→ AIM OF THE TASK
Exactly repeat the full listing that follows.

Dataset records:
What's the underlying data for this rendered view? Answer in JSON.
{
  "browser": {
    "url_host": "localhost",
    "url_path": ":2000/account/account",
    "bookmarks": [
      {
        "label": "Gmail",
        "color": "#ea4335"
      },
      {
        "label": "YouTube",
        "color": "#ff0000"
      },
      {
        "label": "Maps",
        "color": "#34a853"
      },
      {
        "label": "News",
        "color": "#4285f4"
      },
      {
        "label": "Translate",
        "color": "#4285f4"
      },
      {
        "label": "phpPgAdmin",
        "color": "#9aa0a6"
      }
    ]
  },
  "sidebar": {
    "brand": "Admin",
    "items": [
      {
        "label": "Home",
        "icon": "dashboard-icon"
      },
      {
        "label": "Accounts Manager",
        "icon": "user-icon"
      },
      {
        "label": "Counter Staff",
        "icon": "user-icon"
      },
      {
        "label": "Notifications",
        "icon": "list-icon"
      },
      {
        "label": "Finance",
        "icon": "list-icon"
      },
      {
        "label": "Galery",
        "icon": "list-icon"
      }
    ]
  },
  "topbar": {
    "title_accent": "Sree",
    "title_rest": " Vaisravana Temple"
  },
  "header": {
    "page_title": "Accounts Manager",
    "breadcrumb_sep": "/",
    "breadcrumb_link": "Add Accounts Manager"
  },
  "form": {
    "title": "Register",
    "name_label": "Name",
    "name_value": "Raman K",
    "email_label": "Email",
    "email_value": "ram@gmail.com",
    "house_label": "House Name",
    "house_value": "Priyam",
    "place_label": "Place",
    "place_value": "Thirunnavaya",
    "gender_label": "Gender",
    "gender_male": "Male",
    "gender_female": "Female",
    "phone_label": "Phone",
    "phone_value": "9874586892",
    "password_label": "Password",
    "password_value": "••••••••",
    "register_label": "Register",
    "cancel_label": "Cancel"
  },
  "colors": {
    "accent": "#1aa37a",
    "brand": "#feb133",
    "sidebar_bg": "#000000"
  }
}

→ WRITTEN SOLUTION
What's the underlying data for this rendered view? Answer in JSON.
{
  "browser": {
    "url_host": "localhost",
    "url_path": ":2000/account/account",
    "bookmarks": [
      {
        "label": "Gmail",
        "color": "#ea4335"
      },
      {
        "label": "YouTube",
        "color": "#ff0000"
      },
      {
        "label": "Maps",
        "color": "#34a853"
      },
      {
        "label": "News",
        "color": "#4285f4"
      },
      {
        "label": "Translate",
        "color": "#4285f4"
      },
      {
        "label": "phpPgAdmin",
        "color": "#9aa0a6"
      }
    ]
  },
  "sidebar": {
    "brand": "Admin",
    "items": [
      {
        "label": "Home",
        "icon": "dashboard-icon"
      },
      {
        "label": "Accounts Manager",
        "icon": "user-icon"
      },
      {
        "label": "Counter Staff",
        "icon": "user-icon"
      },
      {
        "label": "Notifications",
        "icon": "list-icon"
      },
      {
        "label": "Finance",
        "icon": "list-icon"
      },
      {
        "label": "Galery",
        "icon": "list-icon"
      }
    ]
  },
  "topbar": {
    "title_accent": "Sree",
    "title_rest": " Vaisravana Temple"
  },
  "header": {
    "page_title": "Accounts Manager",
    "breadcrumb_sep": "/",
    "breadcrumb_link": "Add Accounts Manager"
  },
  "form": {
    "title": "Register",
    "name_label": "Name",
    "name_value": "Raman K",
    "email_label": "Email",
    "email_value": "ram@gmail.com",
    "house_label": "House Name",
    "house_value": "Priyam",
    "place_label": "Place",
    "place_value": "Thirunnavaya",
    "gender_label": "Gender",
    "gender_male": "Male",
    "gender_female": "Female",
    "phone_label": "Phone",
    "phone_value": "9874586892",
    "password_label": "Password",
    "password_value": "••••••••",
    "register_label": "Register",
    "cancel_label": "Cancel"
  },
  "colors": {
    "accent": "#1aa37a",
    "brand": "#feb133",
    "sidebar_bg": "#000000"
  }
}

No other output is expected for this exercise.